## Set problem
Output the full listing word for word.

## Dataset extract
+===+

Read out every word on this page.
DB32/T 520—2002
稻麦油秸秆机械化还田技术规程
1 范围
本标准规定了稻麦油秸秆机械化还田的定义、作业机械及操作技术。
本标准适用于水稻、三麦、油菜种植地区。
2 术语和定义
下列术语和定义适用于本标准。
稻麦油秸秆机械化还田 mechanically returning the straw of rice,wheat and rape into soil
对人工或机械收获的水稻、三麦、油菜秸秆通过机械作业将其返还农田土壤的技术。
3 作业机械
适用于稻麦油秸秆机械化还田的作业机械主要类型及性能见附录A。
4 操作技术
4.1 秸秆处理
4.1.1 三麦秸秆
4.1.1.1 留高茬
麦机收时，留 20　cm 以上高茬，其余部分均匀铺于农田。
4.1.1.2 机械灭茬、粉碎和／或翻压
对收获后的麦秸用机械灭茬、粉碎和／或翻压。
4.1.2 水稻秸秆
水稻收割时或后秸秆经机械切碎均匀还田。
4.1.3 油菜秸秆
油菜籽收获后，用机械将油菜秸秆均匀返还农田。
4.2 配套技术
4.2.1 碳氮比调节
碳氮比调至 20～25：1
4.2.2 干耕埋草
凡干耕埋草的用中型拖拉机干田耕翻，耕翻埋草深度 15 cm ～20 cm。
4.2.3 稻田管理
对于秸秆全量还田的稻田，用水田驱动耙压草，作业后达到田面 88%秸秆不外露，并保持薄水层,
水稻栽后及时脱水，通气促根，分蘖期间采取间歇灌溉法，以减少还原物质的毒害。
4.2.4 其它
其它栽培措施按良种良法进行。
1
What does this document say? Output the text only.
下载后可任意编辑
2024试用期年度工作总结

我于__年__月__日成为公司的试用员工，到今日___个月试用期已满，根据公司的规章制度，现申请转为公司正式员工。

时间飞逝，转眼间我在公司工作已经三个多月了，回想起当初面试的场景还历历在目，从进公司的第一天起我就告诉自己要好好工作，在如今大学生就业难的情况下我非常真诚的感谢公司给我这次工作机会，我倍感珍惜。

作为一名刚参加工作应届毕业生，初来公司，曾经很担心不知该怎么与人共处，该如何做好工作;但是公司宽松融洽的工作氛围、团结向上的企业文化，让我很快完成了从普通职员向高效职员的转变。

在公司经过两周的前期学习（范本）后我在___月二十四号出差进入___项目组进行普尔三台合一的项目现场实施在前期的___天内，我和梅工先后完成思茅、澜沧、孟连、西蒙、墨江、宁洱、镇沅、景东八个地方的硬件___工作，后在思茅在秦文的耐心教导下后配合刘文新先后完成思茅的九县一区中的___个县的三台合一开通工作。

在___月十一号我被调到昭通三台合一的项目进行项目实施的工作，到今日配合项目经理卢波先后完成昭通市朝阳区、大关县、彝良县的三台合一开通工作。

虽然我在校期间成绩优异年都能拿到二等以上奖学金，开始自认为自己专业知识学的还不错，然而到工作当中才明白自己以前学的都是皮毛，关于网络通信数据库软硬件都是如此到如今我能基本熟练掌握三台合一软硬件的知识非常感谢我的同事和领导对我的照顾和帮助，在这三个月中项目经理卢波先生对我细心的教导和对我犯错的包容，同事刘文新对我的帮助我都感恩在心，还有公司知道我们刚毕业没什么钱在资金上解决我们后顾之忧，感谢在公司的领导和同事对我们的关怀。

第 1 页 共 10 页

+===+

## Task response
Read out every word on this page.
DB32/T 520—2002
稻麦油秸秆机械化还田技术规程
1 范围
本标准规定了稻麦油秸秆机械化还田的定义、作业机械及操作技术。
本标准适用于水稻、三麦、油菜种植地区。
2 术语和定义
下列术语和定义适用于本标准。
稻麦油秸秆机械化还田 mechanically returning the straw of rice,wheat and rape into soil
对人工或机械收获的水稻、三麦、油菜秸秆通过机械作业将其返还农田土壤的技术。
3 作业机械
适用于稻麦油秸秆机械化还田的作业机械主要类型及性能见附录A。
4 操作技术
4.1 秸秆处理
4.1.1 三麦秸秆
4.1.1.1 留高茬
麦机收时，留 20　cm 以上高茬，其余部分均匀铺于农田。
4.1.1.2 机械灭茬、粉碎和／或翻压
对收获后的麦秸用机械灭茬、粉碎和／或翻压。
4.1.2 水稻秸秆
水稻收割时或后秸秆经机械切碎均匀还田。
4.1.3 油菜秸秆
油菜籽收获后，用机械将油菜秸秆均匀返还农田。
4.2 配套技术
4.2.1 碳氮比调节
碳氮比调至 20～25：1
4.2.2 干耕埋草
凡干耕埋草的用中型拖拉机干田耕翻，耕翻埋草深度 15 cm ～20 cm。
4.2.3 稻田管理
对于秸秆全量还田的稻田，用水田驱动耙压草，作业后达到田面 88%秸秆不外露，并保持薄水层,
水稻栽后及时脱水，通气促根，分蘖期间采取间歇灌溉法，以减少还原物质的毒害。
4.2.4 其它
其它栽培措施按良种良法进行。
1
What does this document say? Output the text only.
下载后可任意编辑
2024试用期年度工作总结

我于__年__月__日成为公司的试用员工，到今日___个月试用期已满，根据公司的规章制度，现申请转为公司正式员工。

时间飞逝，转眼间我在公司工作已经三个多月了，回想起当初面试的场景还历历在目，从进公司的第一天起我就告诉自己要好好工作，在如今大学生就业难的情况下我非常真诚的感谢公司给我这次工作机会，我倍感珍惜。

作为一名刚参加工作应届毕业生，初来公司，曾经很担心不知该怎么与人共处，该如何做好工作;但是公司宽松融洽的工作氛围、团结向上的企业文化，让我很快完成了从普通职员向高效职员的转变。

在公司经过两周的前期学习（范本）后我在___月二十四号出差进入___项目组进行普尔三台合一的项目现场实施在前期的___天内，我和梅工先后完成思茅、澜沧、孟连、西蒙、墨江、宁洱、镇沅、景东八个地方的硬件___工作，后在思茅在秦文的耐心教导下后配合刘文新先后完成思茅的九县一区中的___个县的三台合一开通工作。

在___月十一号我被调到昭通三台合一的项目进行项目实施的工作，到今日配合项目经理卢波先后完成昭通市朝阳区、大关县、彝良县的三台合一开通工作。

虽然我在校期间成绩优异年都能拿到二等以上奖学金，开始自认为自己专业知识学的还不错，然而到工作当中才明白自己以前学的都是皮毛，关于网络通信数据库软硬件都是如此到如今我能基本熟练掌握三台合一软硬件的知识非常感谢我的同事和领导对我的照顾和帮助，在这三个月中项目经理卢波先生对我细心的教导和对我犯错的包容，同事刘文新对我的帮助我都感恩在心，还有公司知道我们刚毕业没什么钱在资金上解决我们后顾之忧，感谢在公司的领导和同事对我们的关怀。

第 1 页 共 10 页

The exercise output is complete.